● **INSTRUCTIONS TO FOLLOW**: Reproduce the data exactly and drop any pictures it holds.

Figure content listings

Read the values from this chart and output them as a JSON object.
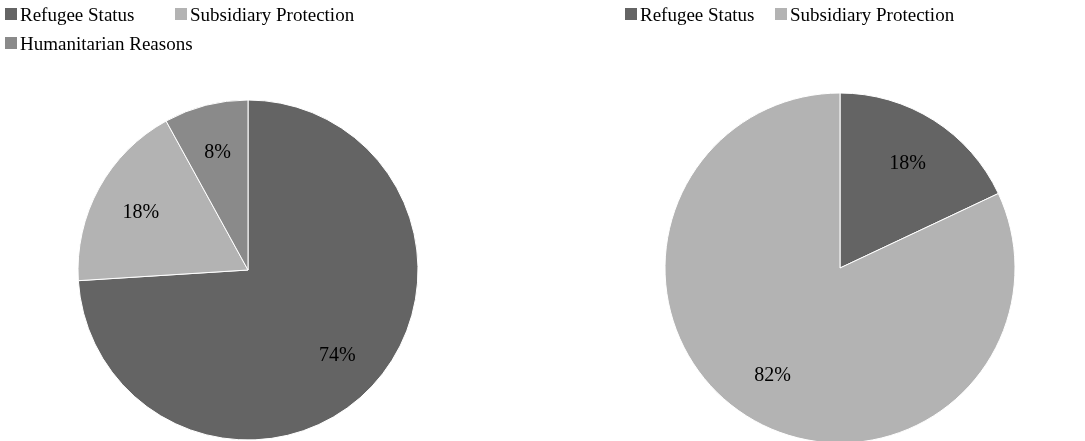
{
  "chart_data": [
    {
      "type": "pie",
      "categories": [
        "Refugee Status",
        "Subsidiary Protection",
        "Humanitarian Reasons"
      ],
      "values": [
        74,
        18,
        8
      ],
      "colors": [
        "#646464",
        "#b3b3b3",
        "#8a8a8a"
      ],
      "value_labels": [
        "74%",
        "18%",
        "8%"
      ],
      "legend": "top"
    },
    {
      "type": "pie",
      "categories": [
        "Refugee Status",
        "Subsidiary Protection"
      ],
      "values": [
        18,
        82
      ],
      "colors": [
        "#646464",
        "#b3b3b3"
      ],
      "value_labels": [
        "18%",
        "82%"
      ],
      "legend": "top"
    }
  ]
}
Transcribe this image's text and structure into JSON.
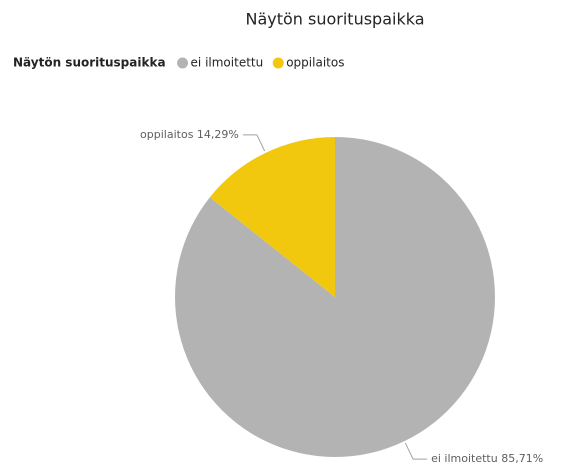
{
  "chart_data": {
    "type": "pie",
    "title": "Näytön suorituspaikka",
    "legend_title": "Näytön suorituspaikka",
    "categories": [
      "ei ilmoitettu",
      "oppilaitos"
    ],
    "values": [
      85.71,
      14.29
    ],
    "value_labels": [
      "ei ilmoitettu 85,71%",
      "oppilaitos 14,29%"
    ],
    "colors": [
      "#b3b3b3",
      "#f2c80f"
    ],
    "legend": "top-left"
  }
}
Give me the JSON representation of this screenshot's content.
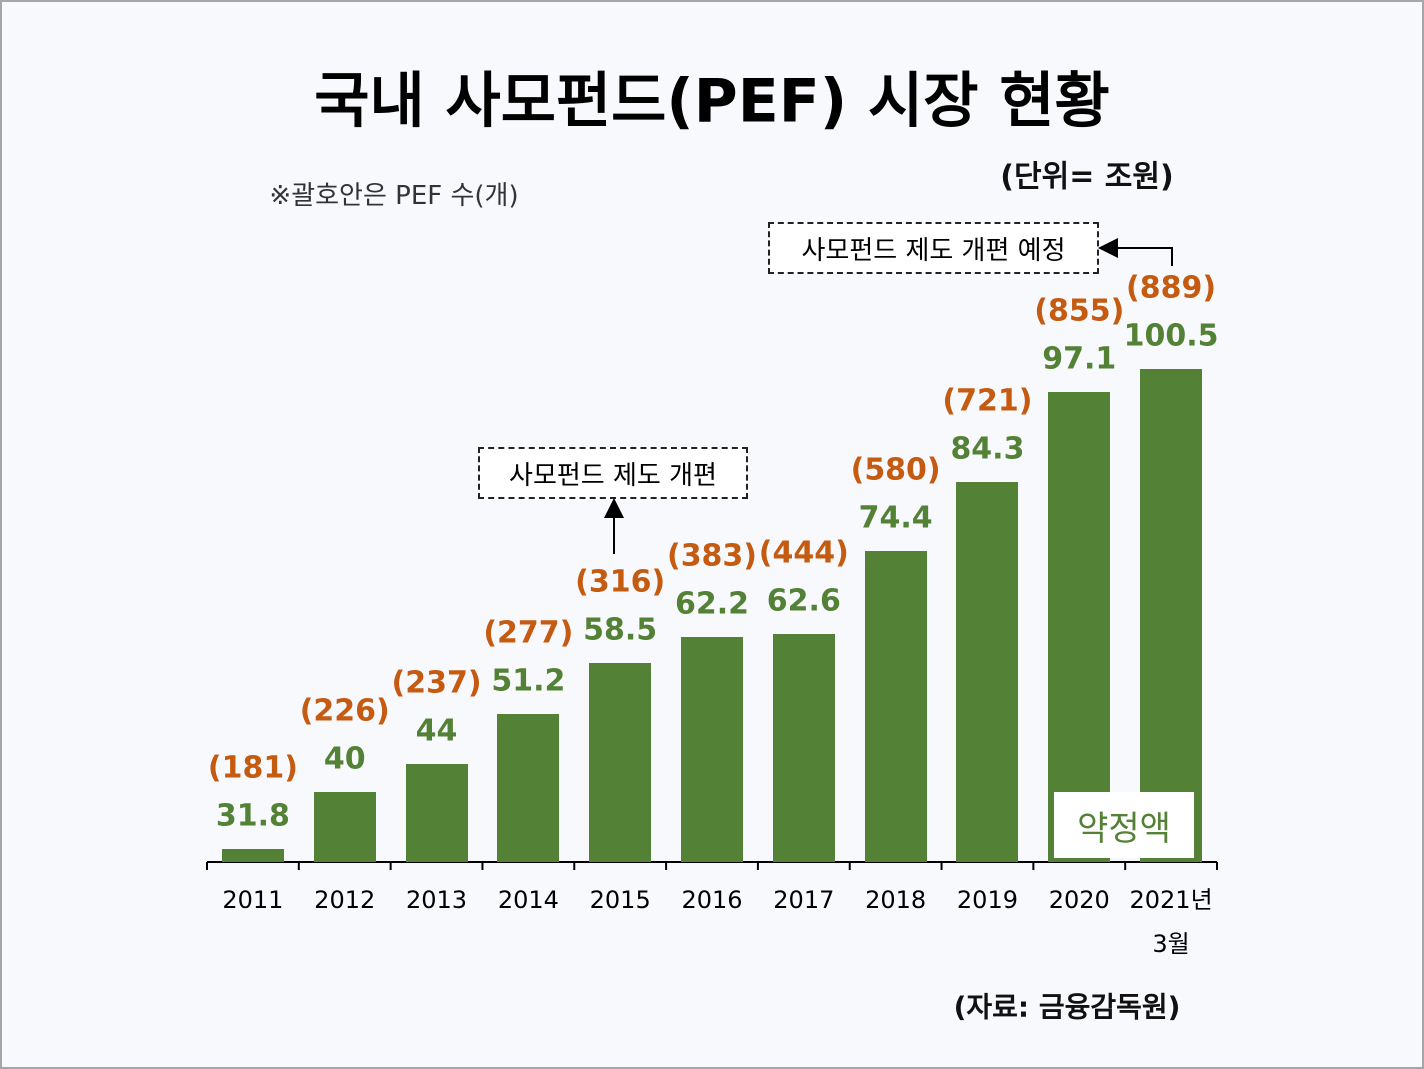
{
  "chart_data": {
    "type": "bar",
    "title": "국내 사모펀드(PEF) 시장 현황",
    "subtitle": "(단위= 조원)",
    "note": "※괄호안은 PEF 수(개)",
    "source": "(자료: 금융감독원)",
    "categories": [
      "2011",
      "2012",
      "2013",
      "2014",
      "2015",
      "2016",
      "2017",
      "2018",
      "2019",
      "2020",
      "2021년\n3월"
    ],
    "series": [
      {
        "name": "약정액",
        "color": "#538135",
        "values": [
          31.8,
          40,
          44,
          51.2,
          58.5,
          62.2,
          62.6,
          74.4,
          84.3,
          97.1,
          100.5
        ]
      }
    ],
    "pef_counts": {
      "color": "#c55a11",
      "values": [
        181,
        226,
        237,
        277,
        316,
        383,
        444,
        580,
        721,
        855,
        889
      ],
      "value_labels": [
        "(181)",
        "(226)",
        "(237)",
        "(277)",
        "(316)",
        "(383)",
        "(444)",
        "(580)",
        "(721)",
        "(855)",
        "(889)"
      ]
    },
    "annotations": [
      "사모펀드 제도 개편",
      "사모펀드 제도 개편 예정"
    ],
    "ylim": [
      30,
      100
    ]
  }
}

● **RESPONSE BELOW**:
Read the values from this chart and output them as a JSON object.
{
  "chart_data": [
    {
      "type": "pie",
      "categories": [
        "Refugee Status",
        "Subsidiary Protection",
        "Humanitarian Reasons"
      ],
      "values": [
        74,
        18,
        8
      ],
      "colors": [
        "#646464",
        "#b3b3b3",
        "#8a8a8a"
      ],
      "value_labels": [
        "74%",
        "18%",
        "8%"
      ],
      "legend": "top"
    },
    {
      "type": "pie",
      "categories": [
        "Refugee Status",
        "Subsidiary Protection"
      ],
      "values": [
        18,
        82
      ],
      "colors": [
        "#646464",
        "#b3b3b3"
      ],
      "value_labels": [
        "18%",
        "82%"
      ],
      "legend": "top"
    }
  ]
}
Transcribe this image's text and structure into JSON.
{
  "chart_data": {
    "type": "pie",
    "title": "Näytön suorituspaikka",
    "legend_title": "Näytön suorituspaikka",
    "categories": [
      "ei ilmoitettu",
      "oppilaitos"
    ],
    "values": [
      85.71,
      14.29
    ],
    "value_labels": [
      "ei ilmoitettu 85,71%",
      "oppilaitos 14,29%"
    ],
    "colors": [
      "#b3b3b3",
      "#f2c80f"
    ],
    "legend": "top-left"
  }
}
Give me the JSON representation of this screenshot's content.
{
  "chart_data": {
    "type": "bar",
    "title": "국내 사모펀드(PEF) 시장 현황",
    "subtitle": "(단위= 조원)",
    "note": "※괄호안은 PEF 수(개)",
    "source": "(자료: 금융감독원)",
    "categories": [
      "2011",
      "2012",
      "2013",
      "2014",
      "2015",
      "2016",
      "2017",
      "2018",
      "2019",
      "2020",
      "2021년\n3월"
    ],
    "series": [
      {
        "name": "약정액",
        "color": "#538135",
        "values": [
          31.8,
          40,
          44,
          51.2,
          58.5,
          62.2,
          62.6,
          74.4,
          84.3,
          97.1,
          100.5
        ]
      }
    ],
    "pef_counts": {
      "color": "#c55a11",
      "values": [
        181,
        226,
        237,
        277,
        316,
        383,
        444,
        580,
        721,
        855,
        889
      ],
      "value_labels": [
        "(181)",
        "(226)",
        "(237)",
        "(277)",
        "(316)",
        "(383)",
        "(444)",
        "(580)",
        "(721)",
        "(855)",
        "(889)"
      ]
    },
    "annotations": [
      "사모펀드 제도 개편",
      "사모펀드 제도 개편 예정"
    ],
    "ylim": [
      30,
      100
    ]
  }
}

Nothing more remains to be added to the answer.